Records from a data collection
((

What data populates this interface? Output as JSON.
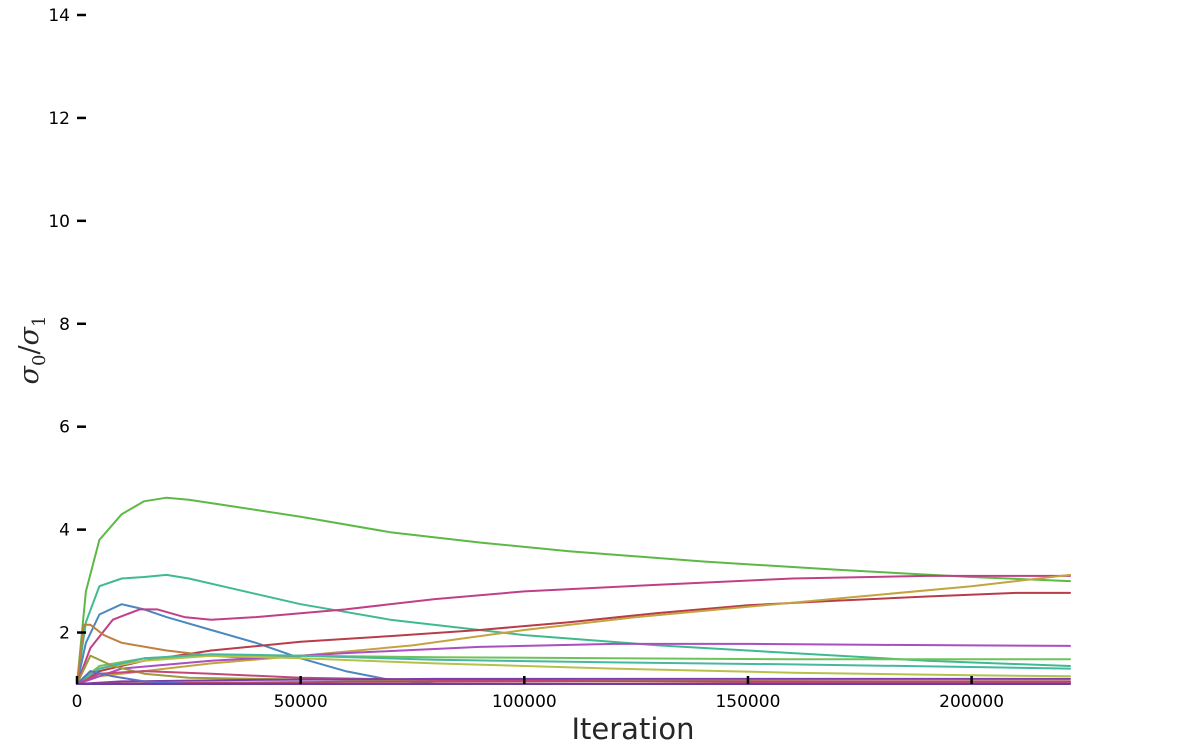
{
  "chart_data": {
    "type": "line",
    "title": "",
    "xlabel": "Iteration",
    "ylabel": "σ0/σ1",
    "ylabel_parts": {
      "sym": "σ",
      "sub0": "0",
      "slash": "/",
      "sub1": "1"
    },
    "xlim": [
      0,
      222000
    ],
    "ylim": [
      1,
      14
    ],
    "xticks": [
      0,
      50000,
      100000,
      150000,
      200000
    ],
    "xtick_labels": [
      "0",
      "50000",
      "100000",
      "150000",
      "200000"
    ],
    "yticks": [
      2,
      4,
      6,
      8,
      10,
      12,
      14
    ],
    "ytick_labels": [
      "2",
      "4",
      "6",
      "8",
      "10",
      "12",
      "14"
    ],
    "grid": false,
    "legend": "none",
    "series": [
      {
        "color": "#5cb946",
        "x": [
          0,
          2000,
          5000,
          10000,
          15000,
          20000,
          25000,
          35000,
          50000,
          70000,
          90000,
          110000,
          140000,
          170000,
          200000,
          222000
        ],
        "y": [
          1.0,
          2.8,
          3.8,
          4.3,
          4.55,
          4.62,
          4.58,
          4.45,
          4.25,
          3.95,
          3.75,
          3.58,
          3.38,
          3.22,
          3.08,
          3.0
        ]
      },
      {
        "color": "#3ebb8e",
        "x": [
          0,
          2000,
          5000,
          10000,
          15000,
          20000,
          25000,
          35000,
          50000,
          70000,
          100000,
          130000,
          160000,
          190000,
          222000
        ],
        "y": [
          1.0,
          2.2,
          2.9,
          3.05,
          3.08,
          3.12,
          3.05,
          2.85,
          2.55,
          2.25,
          1.95,
          1.75,
          1.6,
          1.45,
          1.35
        ]
      },
      {
        "color": "#4a88bd",
        "x": [
          0,
          2000,
          5000,
          10000,
          15000,
          20000,
          30000,
          40000,
          50000,
          60000,
          70000,
          80000
        ],
        "y": [
          1.0,
          1.8,
          2.35,
          2.55,
          2.45,
          2.3,
          2.05,
          1.8,
          1.5,
          1.25,
          1.08,
          1.0
        ]
      },
      {
        "color": "#c13f87",
        "x": [
          0,
          3000,
          8000,
          14000,
          18000,
          24000,
          30000,
          40000,
          60000,
          80000,
          100000,
          130000,
          160000,
          190000,
          222000
        ],
        "y": [
          1.0,
          1.7,
          2.25,
          2.45,
          2.45,
          2.3,
          2.25,
          2.3,
          2.45,
          2.65,
          2.8,
          2.93,
          3.05,
          3.1,
          3.1
        ]
      },
      {
        "color": "#b83d49",
        "x": [
          0,
          5000,
          15000,
          30000,
          50000,
          70000,
          90000,
          110000,
          130000,
          150000,
          170000,
          190000,
          210000,
          222000
        ],
        "y": [
          1.0,
          1.25,
          1.45,
          1.65,
          1.82,
          1.93,
          2.05,
          2.2,
          2.38,
          2.53,
          2.62,
          2.7,
          2.77,
          2.77
        ]
      },
      {
        "color": "#c4a43e",
        "x": [
          0,
          5000,
          15000,
          30000,
          50000,
          75000,
          100000,
          125000,
          150000,
          175000,
          200000,
          222000
        ],
        "y": [
          1.0,
          1.15,
          1.25,
          1.4,
          1.55,
          1.75,
          2.05,
          2.3,
          2.5,
          2.7,
          2.9,
          3.12
        ]
      },
      {
        "color": "#c07f3e",
        "x": [
          0,
          1500,
          3000,
          6000,
          10000,
          20000,
          30000,
          40000
        ],
        "y": [
          1.0,
          2.15,
          2.15,
          1.95,
          1.8,
          1.65,
          1.55,
          1.5
        ]
      },
      {
        "color": "#a94fbf",
        "x": [
          0,
          10000,
          30000,
          60000,
          90000,
          120000,
          150000,
          180000,
          222000
        ],
        "y": [
          1.0,
          1.3,
          1.45,
          1.6,
          1.72,
          1.78,
          1.78,
          1.76,
          1.74
        ]
      },
      {
        "color": "#6fc25a",
        "x": [
          0,
          5000,
          15000,
          30000,
          50000,
          80000,
          120000,
          160000,
          200000,
          222000
        ],
        "y": [
          1.0,
          1.35,
          1.5,
          1.55,
          1.55,
          1.52,
          1.5,
          1.48,
          1.48,
          1.48
        ]
      },
      {
        "color": "#b5c24a",
        "x": [
          0,
          5000,
          15000,
          30000,
          50000,
          80000,
          120000,
          160000,
          200000,
          222000
        ],
        "y": [
          1.0,
          1.3,
          1.45,
          1.55,
          1.5,
          1.4,
          1.3,
          1.22,
          1.17,
          1.15
        ]
      },
      {
        "color": "#46b8a0",
        "x": [
          0,
          5000,
          15000,
          30000,
          50000,
          80000,
          120000,
          160000,
          200000,
          222000
        ],
        "y": [
          1.0,
          1.3,
          1.5,
          1.58,
          1.55,
          1.47,
          1.42,
          1.38,
          1.33,
          1.3
        ]
      },
      {
        "color": "#9c9c3e",
        "x": [
          0,
          3000,
          8000,
          15000,
          25000,
          40000,
          60000,
          90000,
          130000,
          180000,
          222000
        ],
        "y": [
          1.0,
          1.55,
          1.35,
          1.2,
          1.12,
          1.1,
          1.08,
          1.07,
          1.06,
          1.05,
          1.05
        ]
      },
      {
        "color": "#c2487a",
        "x": [
          0,
          5000,
          15000,
          30000,
          50000,
          80000,
          120000,
          170000,
          222000
        ],
        "y": [
          1.0,
          1.2,
          1.25,
          1.2,
          1.12,
          1.08,
          1.05,
          1.03,
          1.02
        ]
      },
      {
        "color": "#7a3fa8",
        "x": [
          0,
          10000,
          40000,
          80000,
          130000,
          180000,
          222000
        ],
        "y": [
          1.0,
          1.05,
          1.08,
          1.1,
          1.1,
          1.1,
          1.1
        ]
      },
      {
        "color": "#b24a6a",
        "x": [
          0,
          20000,
          60000,
          120000,
          180000,
          222000
        ],
        "y": [
          1.0,
          1.02,
          1.04,
          1.05,
          1.05,
          1.05
        ]
      },
      {
        "color": "#5b6fc0",
        "x": [
          0,
          3000,
          8000,
          15000,
          25000
        ],
        "y": [
          1.0,
          1.25,
          1.15,
          1.05,
          1.0
        ]
      },
      {
        "color": "#6a3f9e",
        "x": [
          0,
          5000,
          30000,
          80000,
          150000,
          222000
        ],
        "y": [
          1.0,
          1.0,
          1.0,
          1.0,
          1.0,
          1.0
        ]
      }
    ]
  }
}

))

# REQUIRED WORK
Copy the listing over exactly, skipping the pictures it holds.

# WRITTEN RESPONSE
What data populates this interface? Output as JSON.
{
  "chart_data": {
    "type": "line",
    "title": "",
    "xlabel": "Iteration",
    "ylabel": "σ0/σ1",
    "ylabel_parts": {
      "sym": "σ",
      "sub0": "0",
      "slash": "/",
      "sub1": "1"
    },
    "xlim": [
      0,
      222000
    ],
    "ylim": [
      1,
      14
    ],
    "xticks": [
      0,
      50000,
      100000,
      150000,
      200000
    ],
    "xtick_labels": [
      "0",
      "50000",
      "100000",
      "150000",
      "200000"
    ],
    "yticks": [
      2,
      4,
      6,
      8,
      10,
      12,
      14
    ],
    "ytick_labels": [
      "2",
      "4",
      "6",
      "8",
      "10",
      "12",
      "14"
    ],
    "grid": false,
    "legend": "none",
    "series": [
      {
        "color": "#5cb946",
        "x": [
          0,
          2000,
          5000,
          10000,
          15000,
          20000,
          25000,
          35000,
          50000,
          70000,
          90000,
          110000,
          140000,
          170000,
          200000,
          222000
        ],
        "y": [
          1.0,
          2.8,
          3.8,
          4.3,
          4.55,
          4.62,
          4.58,
          4.45,
          4.25,
          3.95,
          3.75,
          3.58,
          3.38,
          3.22,
          3.08,
          3.0
        ]
      },
      {
        "color": "#3ebb8e",
        "x": [
          0,
          2000,
          5000,
          10000,
          15000,
          20000,
          25000,
          35000,
          50000,
          70000,
          100000,
          130000,
          160000,
          190000,
          222000
        ],
        "y": [
          1.0,
          2.2,
          2.9,
          3.05,
          3.08,
          3.12,
          3.05,
          2.85,
          2.55,
          2.25,
          1.95,
          1.75,
          1.6,
          1.45,
          1.35
        ]
      },
      {
        "color": "#4a88bd",
        "x": [
          0,
          2000,
          5000,
          10000,
          15000,
          20000,
          30000,
          40000,
          50000,
          60000,
          70000,
          80000
        ],
        "y": [
          1.0,
          1.8,
          2.35,
          2.55,
          2.45,
          2.3,
          2.05,
          1.8,
          1.5,
          1.25,
          1.08,
          1.0
        ]
      },
      {
        "color": "#c13f87",
        "x": [
          0,
          3000,
          8000,
          14000,
          18000,
          24000,
          30000,
          40000,
          60000,
          80000,
          100000,
          130000,
          160000,
          190000,
          222000
        ],
        "y": [
          1.0,
          1.7,
          2.25,
          2.45,
          2.45,
          2.3,
          2.25,
          2.3,
          2.45,
          2.65,
          2.8,
          2.93,
          3.05,
          3.1,
          3.1
        ]
      },
      {
        "color": "#b83d49",
        "x": [
          0,
          5000,
          15000,
          30000,
          50000,
          70000,
          90000,
          110000,
          130000,
          150000,
          170000,
          190000,
          210000,
          222000
        ],
        "y": [
          1.0,
          1.25,
          1.45,
          1.65,
          1.82,
          1.93,
          2.05,
          2.2,
          2.38,
          2.53,
          2.62,
          2.7,
          2.77,
          2.77
        ]
      },
      {
        "color": "#c4a43e",
        "x": [
          0,
          5000,
          15000,
          30000,
          50000,
          75000,
          100000,
          125000,
          150000,
          175000,
          200000,
          222000
        ],
        "y": [
          1.0,
          1.15,
          1.25,
          1.4,
          1.55,
          1.75,
          2.05,
          2.3,
          2.5,
          2.7,
          2.9,
          3.12
        ]
      },
      {
        "color": "#c07f3e",
        "x": [
          0,
          1500,
          3000,
          6000,
          10000,
          20000,
          30000,
          40000
        ],
        "y": [
          1.0,
          2.15,
          2.15,
          1.95,
          1.8,
          1.65,
          1.55,
          1.5
        ]
      },
      {
        "color": "#a94fbf",
        "x": [
          0,
          10000,
          30000,
          60000,
          90000,
          120000,
          150000,
          180000,
          222000
        ],
        "y": [
          1.0,
          1.3,
          1.45,
          1.6,
          1.72,
          1.78,
          1.78,
          1.76,
          1.74
        ]
      },
      {
        "color": "#6fc25a",
        "x": [
          0,
          5000,
          15000,
          30000,
          50000,
          80000,
          120000,
          160000,
          200000,
          222000
        ],
        "y": [
          1.0,
          1.35,
          1.5,
          1.55,
          1.55,
          1.52,
          1.5,
          1.48,
          1.48,
          1.48
        ]
      },
      {
        "color": "#b5c24a",
        "x": [
          0,
          5000,
          15000,
          30000,
          50000,
          80000,
          120000,
          160000,
          200000,
          222000
        ],
        "y": [
          1.0,
          1.3,
          1.45,
          1.55,
          1.5,
          1.4,
          1.3,
          1.22,
          1.17,
          1.15
        ]
      },
      {
        "color": "#46b8a0",
        "x": [
          0,
          5000,
          15000,
          30000,
          50000,
          80000,
          120000,
          160000,
          200000,
          222000
        ],
        "y": [
          1.0,
          1.3,
          1.5,
          1.58,
          1.55,
          1.47,
          1.42,
          1.38,
          1.33,
          1.3
        ]
      },
      {
        "color": "#9c9c3e",
        "x": [
          0,
          3000,
          8000,
          15000,
          25000,
          40000,
          60000,
          90000,
          130000,
          180000,
          222000
        ],
        "y": [
          1.0,
          1.55,
          1.35,
          1.2,
          1.12,
          1.1,
          1.08,
          1.07,
          1.06,
          1.05,
          1.05
        ]
      },
      {
        "color": "#c2487a",
        "x": [
          0,
          5000,
          15000,
          30000,
          50000,
          80000,
          120000,
          170000,
          222000
        ],
        "y": [
          1.0,
          1.2,
          1.25,
          1.2,
          1.12,
          1.08,
          1.05,
          1.03,
          1.02
        ]
      },
      {
        "color": "#7a3fa8",
        "x": [
          0,
          10000,
          40000,
          80000,
          130000,
          180000,
          222000
        ],
        "y": [
          1.0,
          1.05,
          1.08,
          1.1,
          1.1,
          1.1,
          1.1
        ]
      },
      {
        "color": "#b24a6a",
        "x": [
          0,
          20000,
          60000,
          120000,
          180000,
          222000
        ],
        "y": [
          1.0,
          1.02,
          1.04,
          1.05,
          1.05,
          1.05
        ]
      },
      {
        "color": "#5b6fc0",
        "x": [
          0,
          3000,
          8000,
          15000,
          25000
        ],
        "y": [
          1.0,
          1.25,
          1.15,
          1.05,
          1.0
        ]
      },
      {
        "color": "#6a3f9e",
        "x": [
          0,
          5000,
          30000,
          80000,
          150000,
          222000
        ],
        "y": [
          1.0,
          1.0,
          1.0,
          1.0,
          1.0,
          1.0
        ]
      }
    ]
  }
}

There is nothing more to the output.